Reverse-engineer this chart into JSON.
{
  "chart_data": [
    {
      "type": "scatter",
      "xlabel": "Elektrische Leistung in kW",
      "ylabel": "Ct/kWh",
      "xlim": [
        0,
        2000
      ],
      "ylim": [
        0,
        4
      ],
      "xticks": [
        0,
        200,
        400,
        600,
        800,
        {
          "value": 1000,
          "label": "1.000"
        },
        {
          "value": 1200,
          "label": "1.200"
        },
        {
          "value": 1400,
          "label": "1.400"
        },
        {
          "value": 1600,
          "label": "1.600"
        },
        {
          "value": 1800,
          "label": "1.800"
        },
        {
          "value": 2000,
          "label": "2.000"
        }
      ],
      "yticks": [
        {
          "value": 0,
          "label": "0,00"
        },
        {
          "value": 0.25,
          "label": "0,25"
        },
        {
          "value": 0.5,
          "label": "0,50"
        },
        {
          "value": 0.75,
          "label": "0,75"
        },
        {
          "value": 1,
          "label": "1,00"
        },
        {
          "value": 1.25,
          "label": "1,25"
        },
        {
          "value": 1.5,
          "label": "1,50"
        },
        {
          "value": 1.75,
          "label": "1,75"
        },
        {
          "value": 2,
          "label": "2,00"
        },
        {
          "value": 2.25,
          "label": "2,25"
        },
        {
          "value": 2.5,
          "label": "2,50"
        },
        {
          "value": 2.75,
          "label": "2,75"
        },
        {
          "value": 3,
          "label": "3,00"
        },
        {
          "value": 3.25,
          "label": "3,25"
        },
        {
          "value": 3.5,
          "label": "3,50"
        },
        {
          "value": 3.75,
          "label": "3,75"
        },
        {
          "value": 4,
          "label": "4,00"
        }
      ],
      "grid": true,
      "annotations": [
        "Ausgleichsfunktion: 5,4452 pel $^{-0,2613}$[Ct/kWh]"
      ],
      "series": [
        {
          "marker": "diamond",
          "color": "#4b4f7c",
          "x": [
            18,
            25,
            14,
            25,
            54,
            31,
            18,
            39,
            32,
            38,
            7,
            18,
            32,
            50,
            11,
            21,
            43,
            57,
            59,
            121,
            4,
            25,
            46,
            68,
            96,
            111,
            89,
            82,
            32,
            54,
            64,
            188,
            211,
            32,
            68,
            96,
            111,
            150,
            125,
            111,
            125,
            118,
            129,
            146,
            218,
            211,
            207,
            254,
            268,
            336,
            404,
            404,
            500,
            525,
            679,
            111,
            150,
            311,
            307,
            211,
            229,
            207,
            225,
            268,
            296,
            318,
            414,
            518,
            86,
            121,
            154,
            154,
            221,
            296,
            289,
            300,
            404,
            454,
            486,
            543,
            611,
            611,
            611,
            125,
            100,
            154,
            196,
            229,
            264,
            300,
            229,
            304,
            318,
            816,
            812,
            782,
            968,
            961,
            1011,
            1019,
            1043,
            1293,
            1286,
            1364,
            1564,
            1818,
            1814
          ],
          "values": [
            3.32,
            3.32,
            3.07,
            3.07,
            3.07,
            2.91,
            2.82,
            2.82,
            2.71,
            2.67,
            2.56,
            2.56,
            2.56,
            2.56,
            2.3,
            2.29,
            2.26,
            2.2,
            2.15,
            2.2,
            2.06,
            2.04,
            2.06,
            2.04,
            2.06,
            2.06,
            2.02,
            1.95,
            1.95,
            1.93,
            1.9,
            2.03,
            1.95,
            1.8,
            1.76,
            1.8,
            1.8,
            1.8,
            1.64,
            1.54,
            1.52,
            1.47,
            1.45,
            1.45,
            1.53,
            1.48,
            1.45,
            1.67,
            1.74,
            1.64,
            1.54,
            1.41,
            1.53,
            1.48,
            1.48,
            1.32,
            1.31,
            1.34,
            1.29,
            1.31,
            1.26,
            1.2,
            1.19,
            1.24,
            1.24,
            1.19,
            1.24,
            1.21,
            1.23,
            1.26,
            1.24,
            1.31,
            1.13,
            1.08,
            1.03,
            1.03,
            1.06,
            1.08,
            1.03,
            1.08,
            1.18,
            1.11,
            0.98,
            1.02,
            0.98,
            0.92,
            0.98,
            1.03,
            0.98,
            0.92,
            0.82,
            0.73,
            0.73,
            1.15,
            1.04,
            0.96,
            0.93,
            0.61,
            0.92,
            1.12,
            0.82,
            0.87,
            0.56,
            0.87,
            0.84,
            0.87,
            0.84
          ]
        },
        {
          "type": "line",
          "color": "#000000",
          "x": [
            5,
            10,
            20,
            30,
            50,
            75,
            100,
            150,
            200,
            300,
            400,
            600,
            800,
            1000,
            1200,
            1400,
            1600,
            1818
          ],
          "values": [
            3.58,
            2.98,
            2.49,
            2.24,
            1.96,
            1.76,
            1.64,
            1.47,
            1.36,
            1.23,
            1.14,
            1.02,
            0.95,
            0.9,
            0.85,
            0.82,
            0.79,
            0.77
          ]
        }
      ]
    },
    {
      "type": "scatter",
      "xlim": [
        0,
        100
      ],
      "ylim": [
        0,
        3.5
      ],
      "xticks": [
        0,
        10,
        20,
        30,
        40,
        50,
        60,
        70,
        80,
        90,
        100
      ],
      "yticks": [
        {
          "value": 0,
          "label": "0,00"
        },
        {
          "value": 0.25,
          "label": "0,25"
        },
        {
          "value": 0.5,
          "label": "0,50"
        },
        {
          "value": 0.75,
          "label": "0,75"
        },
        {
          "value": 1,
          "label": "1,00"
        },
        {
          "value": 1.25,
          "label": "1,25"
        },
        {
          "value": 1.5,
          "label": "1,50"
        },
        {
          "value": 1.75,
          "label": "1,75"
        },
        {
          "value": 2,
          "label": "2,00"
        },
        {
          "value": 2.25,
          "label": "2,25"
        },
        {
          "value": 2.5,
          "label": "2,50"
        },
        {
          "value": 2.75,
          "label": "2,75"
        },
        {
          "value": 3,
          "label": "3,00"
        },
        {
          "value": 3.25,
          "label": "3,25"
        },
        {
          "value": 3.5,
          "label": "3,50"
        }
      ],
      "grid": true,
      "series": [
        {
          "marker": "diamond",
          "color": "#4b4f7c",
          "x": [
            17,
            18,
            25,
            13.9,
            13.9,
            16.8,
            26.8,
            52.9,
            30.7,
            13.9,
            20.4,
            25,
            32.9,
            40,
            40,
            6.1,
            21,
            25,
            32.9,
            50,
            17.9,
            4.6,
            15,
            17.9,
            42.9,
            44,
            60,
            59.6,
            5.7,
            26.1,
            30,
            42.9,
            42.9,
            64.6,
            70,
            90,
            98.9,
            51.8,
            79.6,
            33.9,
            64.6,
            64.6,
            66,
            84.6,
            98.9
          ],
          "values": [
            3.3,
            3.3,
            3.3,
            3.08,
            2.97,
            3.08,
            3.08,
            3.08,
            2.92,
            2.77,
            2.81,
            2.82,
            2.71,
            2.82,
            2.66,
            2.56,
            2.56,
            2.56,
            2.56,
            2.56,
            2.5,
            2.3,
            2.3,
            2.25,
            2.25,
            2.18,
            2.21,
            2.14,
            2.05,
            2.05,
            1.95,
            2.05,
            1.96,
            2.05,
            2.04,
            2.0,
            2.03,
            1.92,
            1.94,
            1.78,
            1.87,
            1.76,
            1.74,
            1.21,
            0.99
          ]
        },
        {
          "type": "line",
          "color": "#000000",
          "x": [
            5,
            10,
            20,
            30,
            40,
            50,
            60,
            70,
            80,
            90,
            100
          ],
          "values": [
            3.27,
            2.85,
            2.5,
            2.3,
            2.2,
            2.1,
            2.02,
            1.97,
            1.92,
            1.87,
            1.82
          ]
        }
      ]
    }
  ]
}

* * *

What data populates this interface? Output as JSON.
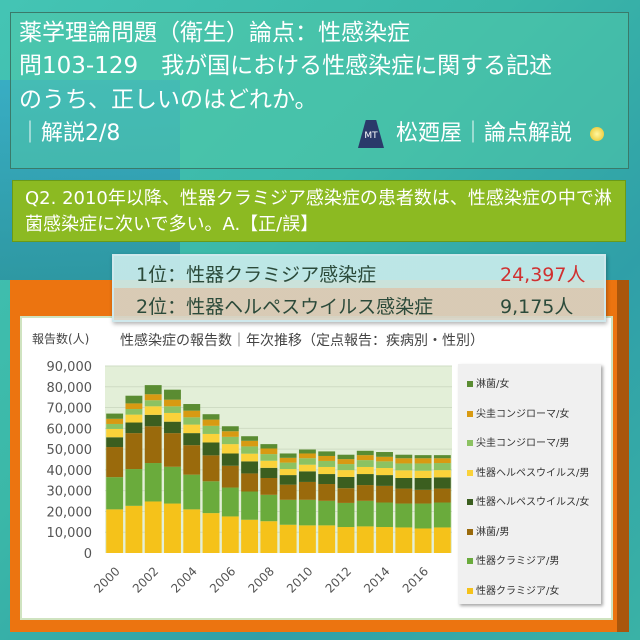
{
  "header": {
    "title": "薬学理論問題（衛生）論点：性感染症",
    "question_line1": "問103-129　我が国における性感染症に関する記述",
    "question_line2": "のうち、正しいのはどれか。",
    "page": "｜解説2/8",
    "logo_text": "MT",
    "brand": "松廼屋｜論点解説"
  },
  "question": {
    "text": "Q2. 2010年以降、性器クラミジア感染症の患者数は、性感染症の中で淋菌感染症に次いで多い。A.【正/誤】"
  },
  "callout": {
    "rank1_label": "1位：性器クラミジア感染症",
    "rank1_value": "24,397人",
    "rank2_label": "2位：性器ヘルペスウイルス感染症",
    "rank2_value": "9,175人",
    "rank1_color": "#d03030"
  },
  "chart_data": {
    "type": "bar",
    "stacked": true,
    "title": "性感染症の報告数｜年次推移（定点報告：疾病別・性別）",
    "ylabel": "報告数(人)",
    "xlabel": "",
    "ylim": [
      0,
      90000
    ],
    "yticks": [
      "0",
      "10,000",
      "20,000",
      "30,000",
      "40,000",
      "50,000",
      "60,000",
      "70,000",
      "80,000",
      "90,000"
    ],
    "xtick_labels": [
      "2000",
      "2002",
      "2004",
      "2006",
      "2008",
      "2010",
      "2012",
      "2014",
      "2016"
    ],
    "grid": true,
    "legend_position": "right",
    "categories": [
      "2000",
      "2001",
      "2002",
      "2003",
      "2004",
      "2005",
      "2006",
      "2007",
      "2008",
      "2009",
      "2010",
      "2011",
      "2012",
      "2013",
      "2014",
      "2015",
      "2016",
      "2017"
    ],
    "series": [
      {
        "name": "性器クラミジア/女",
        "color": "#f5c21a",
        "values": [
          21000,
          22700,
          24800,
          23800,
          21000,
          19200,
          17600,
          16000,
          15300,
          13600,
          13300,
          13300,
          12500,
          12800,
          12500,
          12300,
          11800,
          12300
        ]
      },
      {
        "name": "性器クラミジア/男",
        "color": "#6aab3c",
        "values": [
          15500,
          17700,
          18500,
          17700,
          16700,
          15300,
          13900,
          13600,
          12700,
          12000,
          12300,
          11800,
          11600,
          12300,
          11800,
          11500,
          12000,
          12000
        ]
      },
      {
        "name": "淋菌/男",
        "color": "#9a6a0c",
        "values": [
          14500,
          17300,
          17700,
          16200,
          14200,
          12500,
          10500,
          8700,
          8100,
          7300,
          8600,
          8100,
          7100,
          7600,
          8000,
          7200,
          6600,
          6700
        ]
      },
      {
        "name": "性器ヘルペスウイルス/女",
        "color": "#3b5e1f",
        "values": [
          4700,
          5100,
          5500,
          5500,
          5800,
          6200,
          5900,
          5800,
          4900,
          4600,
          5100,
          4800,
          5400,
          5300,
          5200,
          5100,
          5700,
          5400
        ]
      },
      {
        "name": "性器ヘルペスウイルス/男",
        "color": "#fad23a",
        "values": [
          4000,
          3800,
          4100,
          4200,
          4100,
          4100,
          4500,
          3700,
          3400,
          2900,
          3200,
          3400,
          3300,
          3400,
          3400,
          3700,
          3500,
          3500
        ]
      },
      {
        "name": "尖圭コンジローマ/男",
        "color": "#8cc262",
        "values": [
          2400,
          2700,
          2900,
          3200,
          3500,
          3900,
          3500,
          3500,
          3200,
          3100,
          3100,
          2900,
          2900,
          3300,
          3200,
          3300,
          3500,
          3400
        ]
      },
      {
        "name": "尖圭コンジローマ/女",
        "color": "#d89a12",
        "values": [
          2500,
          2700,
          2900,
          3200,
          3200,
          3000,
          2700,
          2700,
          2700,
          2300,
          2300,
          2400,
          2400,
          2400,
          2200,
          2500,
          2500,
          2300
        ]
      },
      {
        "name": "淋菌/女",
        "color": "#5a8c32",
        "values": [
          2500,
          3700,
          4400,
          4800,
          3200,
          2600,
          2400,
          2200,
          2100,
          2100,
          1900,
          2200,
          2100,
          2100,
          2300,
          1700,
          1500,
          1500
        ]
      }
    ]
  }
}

...

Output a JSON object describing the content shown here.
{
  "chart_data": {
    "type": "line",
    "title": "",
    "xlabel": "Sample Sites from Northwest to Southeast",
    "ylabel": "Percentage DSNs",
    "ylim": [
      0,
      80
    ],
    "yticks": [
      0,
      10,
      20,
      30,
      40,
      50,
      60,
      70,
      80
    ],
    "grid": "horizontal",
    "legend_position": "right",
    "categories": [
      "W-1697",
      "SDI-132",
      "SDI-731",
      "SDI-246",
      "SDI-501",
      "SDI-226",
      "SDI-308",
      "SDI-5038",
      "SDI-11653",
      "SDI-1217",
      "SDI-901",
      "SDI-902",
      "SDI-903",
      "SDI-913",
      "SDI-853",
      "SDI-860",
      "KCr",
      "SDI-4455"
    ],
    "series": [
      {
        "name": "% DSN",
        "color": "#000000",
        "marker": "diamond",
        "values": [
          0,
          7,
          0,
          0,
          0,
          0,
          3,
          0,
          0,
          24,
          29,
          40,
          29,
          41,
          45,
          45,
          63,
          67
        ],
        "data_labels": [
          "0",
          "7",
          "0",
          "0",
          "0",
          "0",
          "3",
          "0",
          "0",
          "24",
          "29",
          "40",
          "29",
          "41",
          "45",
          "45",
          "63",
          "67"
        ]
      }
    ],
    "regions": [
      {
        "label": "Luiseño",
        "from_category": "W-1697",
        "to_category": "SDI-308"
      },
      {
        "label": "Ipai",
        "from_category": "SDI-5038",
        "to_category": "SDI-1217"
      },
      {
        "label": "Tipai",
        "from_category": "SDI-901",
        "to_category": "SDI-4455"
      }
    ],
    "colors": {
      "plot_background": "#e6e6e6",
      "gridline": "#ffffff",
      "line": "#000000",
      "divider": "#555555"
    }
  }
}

» Task to carry out: Search the data for "Output". Copy every matching line.

» Response:
What data populates this interface? Output as JSON.
Output a JSON object describing the content shown here.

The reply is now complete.